* ROWS:
_ _ _

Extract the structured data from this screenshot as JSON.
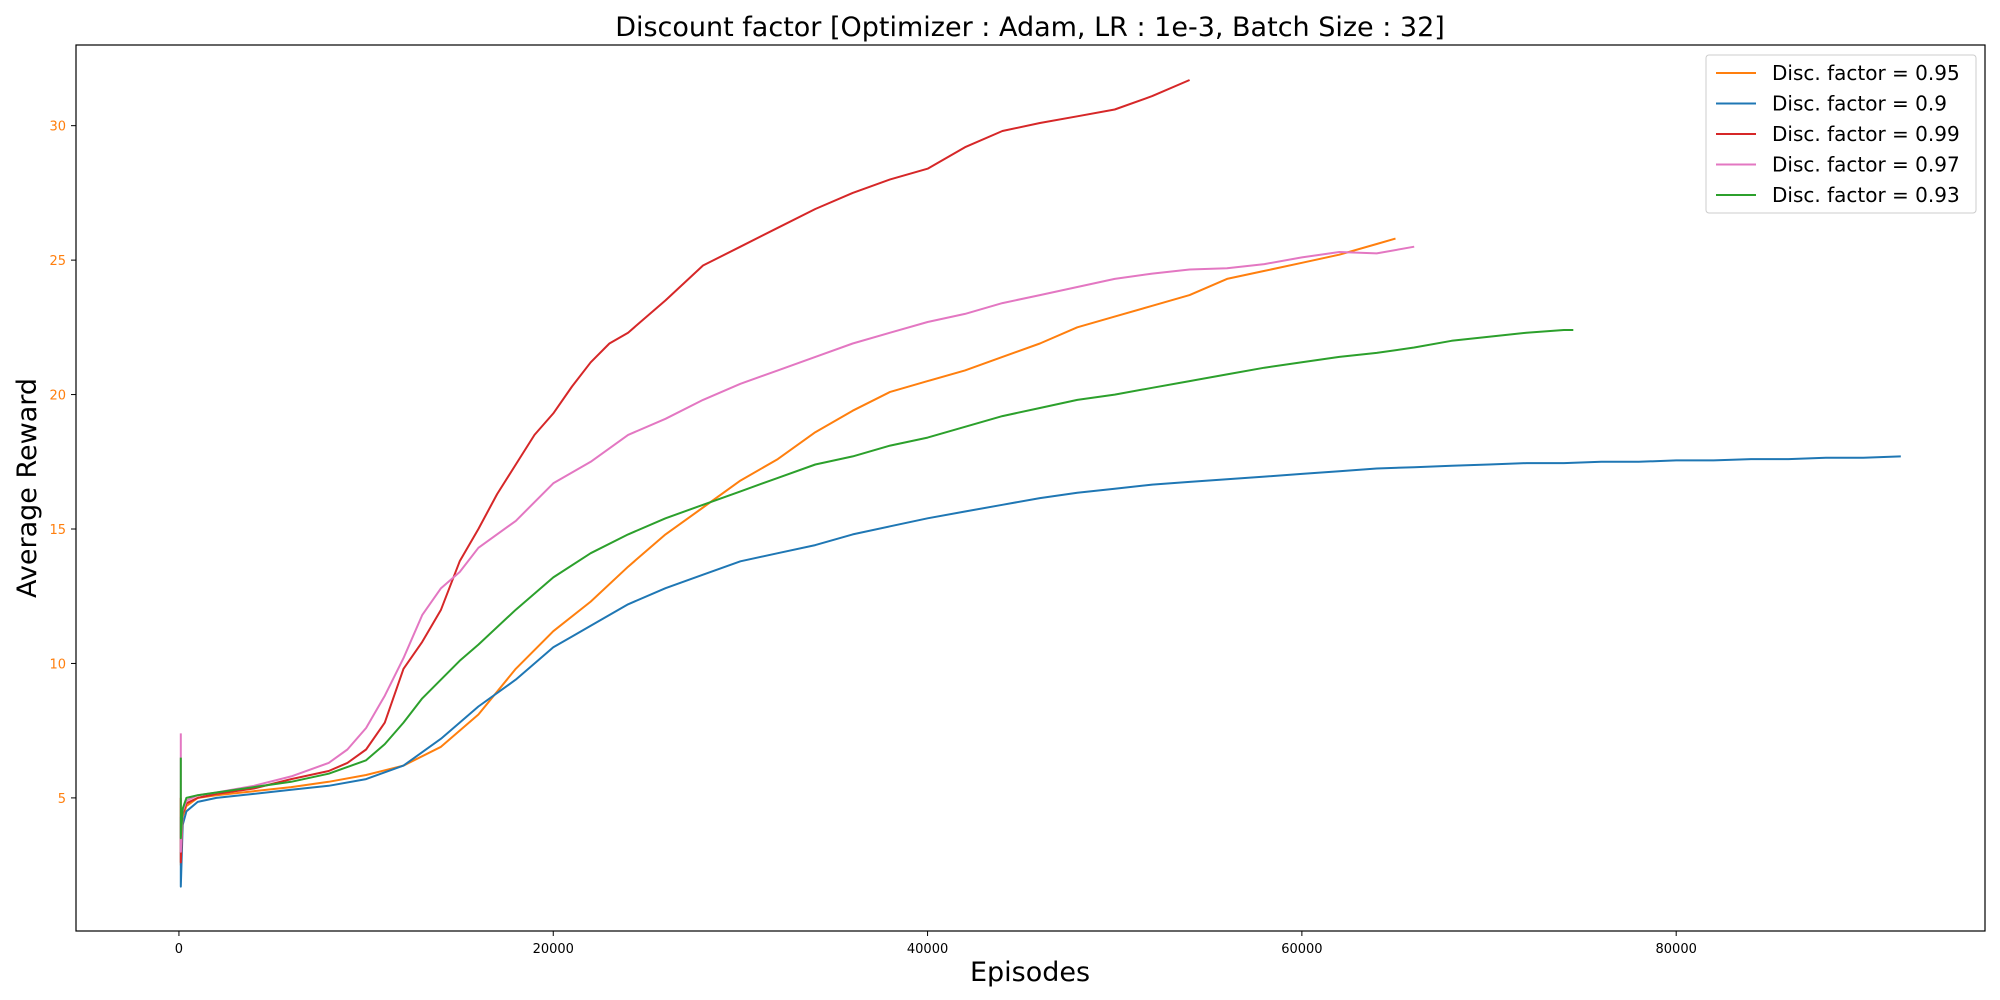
{
  "chart_data": {
    "type": "line",
    "title": "Discount factor [Optimizer : Adam, LR : 1e-3, Batch Size : 32]",
    "xlabel": "Episodes",
    "ylabel": "Average Reward",
    "xlim": [
      -5500,
      96500
    ],
    "ylim": [
      0.05,
      33.0
    ],
    "xticks": [
      0,
      20000,
      40000,
      60000,
      80000
    ],
    "yticks": [
      5,
      10,
      15,
      20,
      25,
      30
    ],
    "ytick_color": "#ff7f0e",
    "xtick_color": "#000000",
    "grid": false,
    "legend_position": "top-right",
    "series": [
      {
        "name": "Disc. factor = 0.95",
        "color": "#ff7f0e",
        "x": [
          100,
          100,
          200,
          400,
          1000,
          2000,
          4000,
          6000,
          8000,
          10000,
          12000,
          14000,
          16000,
          18000,
          20000,
          22000,
          24000,
          26000,
          28000,
          30000,
          32000,
          34000,
          36000,
          38000,
          40000,
          42000,
          44000,
          46000,
          48000,
          50000,
          52000,
          54000,
          56000,
          58000,
          60000,
          62000,
          64000,
          65000
        ],
        "y": [
          5.0,
          2.5,
          4.3,
          4.7,
          5.0,
          5.1,
          5.25,
          5.4,
          5.6,
          5.85,
          6.2,
          6.9,
          8.1,
          9.8,
          11.2,
          12.3,
          13.6,
          14.8,
          15.8,
          16.8,
          17.6,
          18.6,
          19.4,
          20.1,
          20.5,
          20.9,
          21.4,
          21.9,
          22.5,
          22.9,
          23.3,
          23.7,
          24.3,
          24.6,
          24.9,
          25.2,
          25.6,
          25.8
        ]
      },
      {
        "name": "Disc. factor = 0.9",
        "color": "#1f77b4",
        "x": [
          100,
          100,
          200,
          400,
          1000,
          2000,
          4000,
          6000,
          8000,
          10000,
          12000,
          14000,
          15000,
          16000,
          18000,
          20000,
          22000,
          24000,
          26000,
          28000,
          30000,
          32000,
          34000,
          36000,
          38000,
          40000,
          42000,
          44000,
          46000,
          48000,
          50000,
          52000,
          54000,
          56000,
          58000,
          60000,
          62000,
          64000,
          66000,
          68000,
          70000,
          72000,
          74000,
          76000,
          78000,
          80000,
          82000,
          84000,
          86000,
          88000,
          90000,
          92000
        ],
        "y": [
          4.3,
          1.7,
          4.0,
          4.5,
          4.85,
          5.0,
          5.15,
          5.3,
          5.45,
          5.7,
          6.2,
          7.2,
          7.8,
          8.4,
          9.4,
          10.6,
          11.4,
          12.2,
          12.8,
          13.3,
          13.8,
          14.1,
          14.4,
          14.8,
          15.1,
          15.4,
          15.65,
          15.9,
          16.15,
          16.35,
          16.5,
          16.65,
          16.75,
          16.85,
          16.95,
          17.05,
          17.15,
          17.25,
          17.3,
          17.35,
          17.4,
          17.45,
          17.45,
          17.5,
          17.5,
          17.55,
          17.55,
          17.6,
          17.6,
          17.65,
          17.65,
          17.7
        ]
      },
      {
        "name": "Disc. factor = 0.99",
        "color": "#d62728",
        "x": [
          100,
          100,
          200,
          400,
          1000,
          2000,
          4000,
          6000,
          8000,
          9000,
          10000,
          11000,
          12000,
          13000,
          14000,
          15000,
          16000,
          17000,
          18000,
          19000,
          20000,
          21000,
          22000,
          23000,
          24000,
          26000,
          28000,
          30000,
          32000,
          34000,
          36000,
          38000,
          40000,
          42000,
          44000,
          46000,
          48000,
          50000,
          52000,
          54000
        ],
        "y": [
          5.0,
          2.6,
          4.4,
          4.8,
          5.0,
          5.15,
          5.35,
          5.7,
          6.0,
          6.3,
          6.8,
          7.8,
          9.8,
          10.8,
          12.0,
          13.8,
          15.0,
          16.3,
          17.4,
          18.5,
          19.3,
          20.3,
          21.2,
          21.9,
          22.3,
          23.5,
          24.8,
          25.5,
          26.2,
          26.9,
          27.5,
          28.0,
          28.4,
          29.2,
          29.8,
          30.1,
          30.35,
          30.6,
          31.1,
          31.7
        ]
      },
      {
        "name": "Disc. factor = 0.97",
        "color": "#e377c2",
        "x": [
          100,
          100,
          200,
          400,
          1000,
          2000,
          4000,
          6000,
          8000,
          9000,
          10000,
          11000,
          12000,
          13000,
          14000,
          15000,
          16000,
          18000,
          20000,
          22000,
          24000,
          26000,
          28000,
          30000,
          32000,
          34000,
          36000,
          38000,
          40000,
          42000,
          44000,
          46000,
          48000,
          50000,
          52000,
          54000,
          56000,
          58000,
          60000,
          62000,
          64000,
          66000
        ],
        "y": [
          7.4,
          3.0,
          4.5,
          4.9,
          5.1,
          5.2,
          5.45,
          5.8,
          6.3,
          6.8,
          7.6,
          8.8,
          10.2,
          11.8,
          12.8,
          13.4,
          14.3,
          15.3,
          16.7,
          17.5,
          18.5,
          19.1,
          19.8,
          20.4,
          20.9,
          21.4,
          21.9,
          22.3,
          22.7,
          23.0,
          23.4,
          23.7,
          24.0,
          24.3,
          24.5,
          24.65,
          24.7,
          24.85,
          25.1,
          25.3,
          25.25,
          25.5
        ]
      },
      {
        "name": "Disc. factor = 0.93",
        "color": "#2ca02c",
        "x": [
          100,
          100,
          200,
          400,
          1000,
          2000,
          4000,
          6000,
          8000,
          10000,
          11000,
          12000,
          13000,
          14000,
          15000,
          16000,
          18000,
          20000,
          22000,
          24000,
          26000,
          28000,
          30000,
          32000,
          34000,
          36000,
          38000,
          40000,
          42000,
          44000,
          46000,
          48000,
          50000,
          52000,
          54000,
          56000,
          58000,
          60000,
          62000,
          64000,
          66000,
          68000,
          70000,
          72000,
          74000,
          74500
        ],
        "y": [
          6.5,
          3.5,
          4.6,
          5.0,
          5.1,
          5.2,
          5.4,
          5.6,
          5.9,
          6.4,
          7.0,
          7.8,
          8.7,
          9.4,
          10.1,
          10.7,
          12.0,
          13.2,
          14.1,
          14.8,
          15.4,
          15.9,
          16.4,
          16.9,
          17.4,
          17.7,
          18.1,
          18.4,
          18.8,
          19.2,
          19.5,
          19.8,
          20.0,
          20.25,
          20.5,
          20.75,
          21.0,
          21.2,
          21.4,
          21.55,
          21.75,
          22.0,
          22.15,
          22.3,
          22.4,
          22.4
        ]
      }
    ]
  }
}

_ _ _

* TASK TO CARRY OUT: Write out every line of the entries that holds the word "factor".

* SOLUTION TO THE EXERCISE:
    "title": "Discount factor [Optimizer : Adam, LR : 1e-3, Batch Size : 32]",
        "name": "Disc. factor = 0.95",
        "name": "Disc. factor = 0.9",
        "name": "Disc. factor = 0.99",
        "name": "Disc. factor = 0.97",
        "name": "Disc. factor = 0.93",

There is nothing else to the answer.